- **THE PROBLEM**: Scan each line of the records for the word "людьми" and extract the ones that have it.

- **SOURCE MATERIAL**:
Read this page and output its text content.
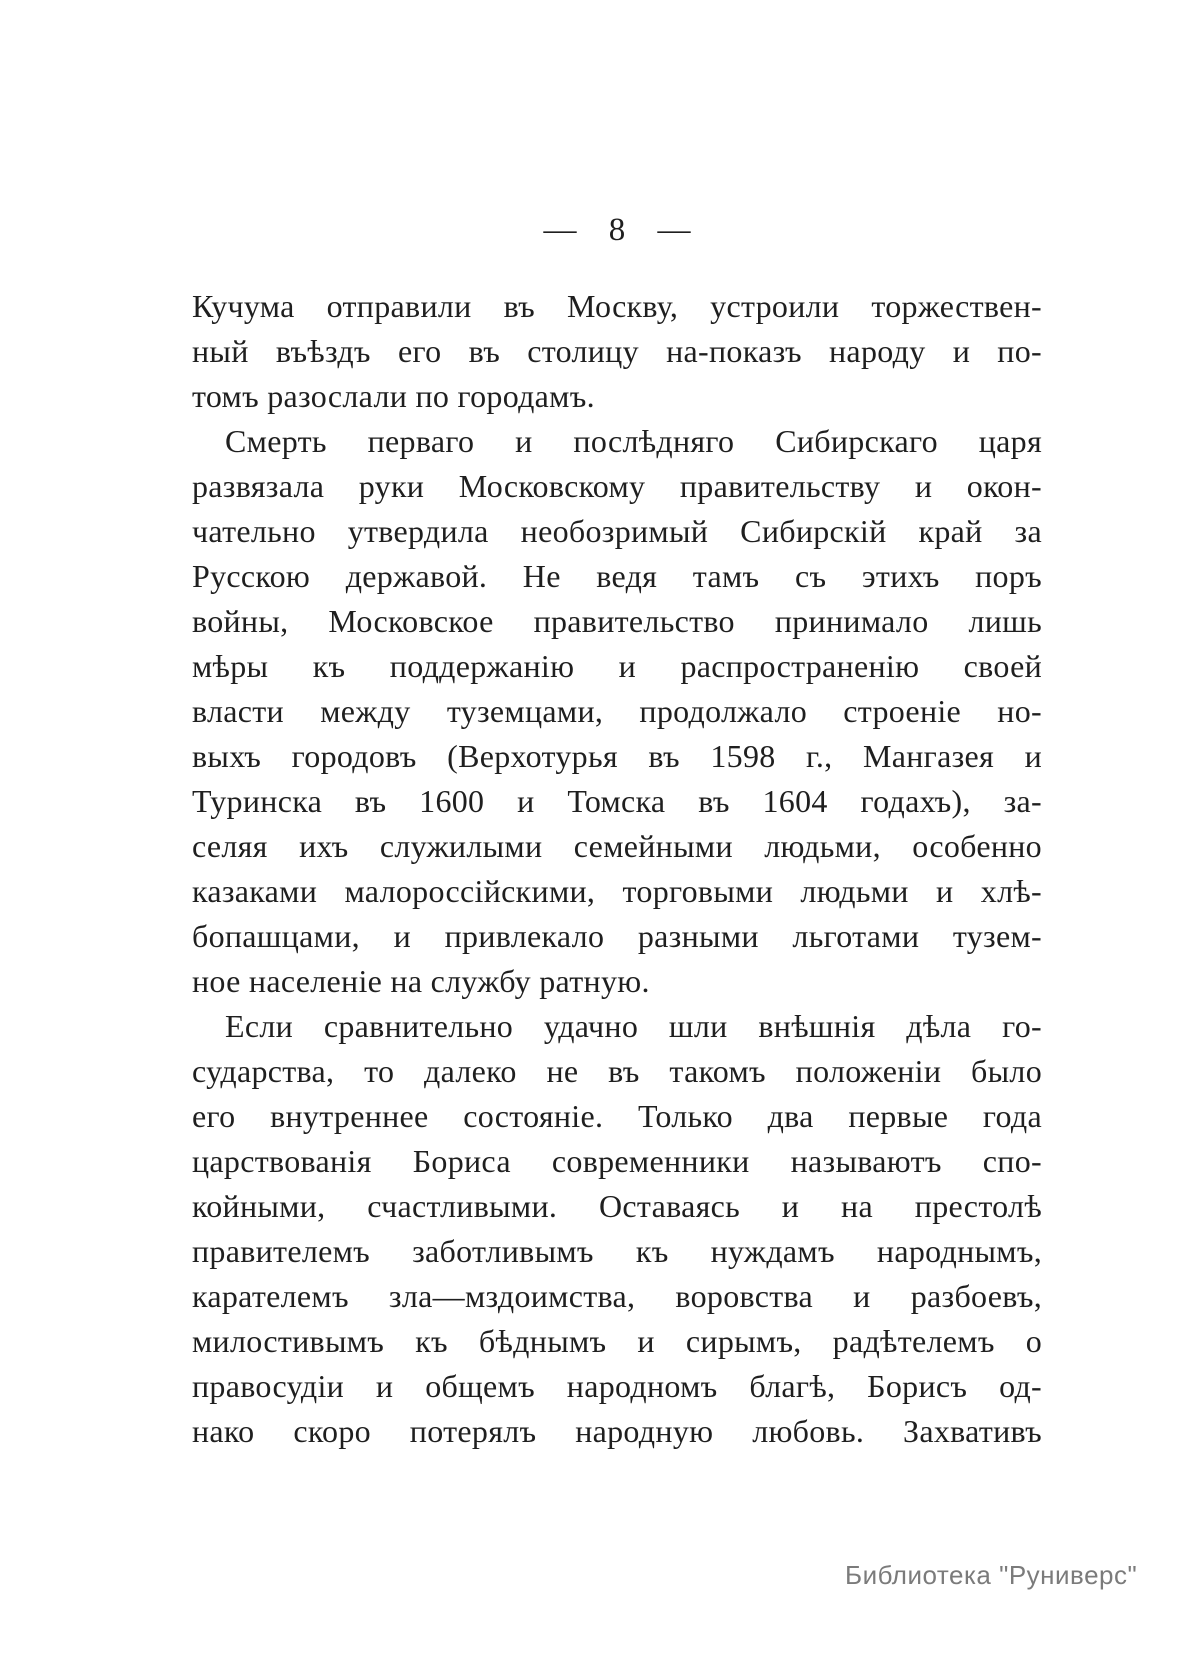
— 8 —
Кучума отправили въ Москву, устроили торжествен-
ный въѣздъ его въ столицу на-показъ народу и по-
томъ разослали по городамъ.
Смерть перваго и послѣдняго Сибирскаго царя
развязала руки Московскому правительству и окон-
чательно утвердила необозримый Сибирскій край за
Русскою державой. Не ведя тамъ съ этихъ поръ
войны, Московское правительство принимало лишь
мѣры къ поддержанію и распространенію своей
власти между туземцами, продолжало строеніе но-
выхъ городовъ (Верхотурья въ 1598 г., Мангазея и
Туринска въ 1600 и Томска въ 1604 годахъ), за-
селяя ихъ служилыми семейными людьми, особенно
казаками малороссійскими, торговыми людьми и хлѣ-
бопашцами, и привлекало разными льготами тузем-
ное населеніе на службу ратную.
Если сравнительно удачно шли внѣшнія дѣла го-
сударства, то далеко не въ такомъ положеніи было
его внутреннее состояніе. Только два первые года
царствованія Бориса современники называютъ спо-
койными, счастливыми. Оставаясь и на престолѣ
правителемъ заботливымъ къ нуждамъ народнымъ,
карателемъ зла—мздоимства, воровства и разбоевъ,
милостивымъ къ бѣднымъ и сирымъ, радѣтелемъ о
правосудіи и общемъ народномъ благѣ, Борисъ од-
нако скоро потерялъ народную любовь. Захвативъ
Библиотека "Руниверс"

- **TASK RESPONSE**:
селяя ихъ служилыми семейными людьми, особенно
казаками малороссійскими, торговыми людьми и хлѣ-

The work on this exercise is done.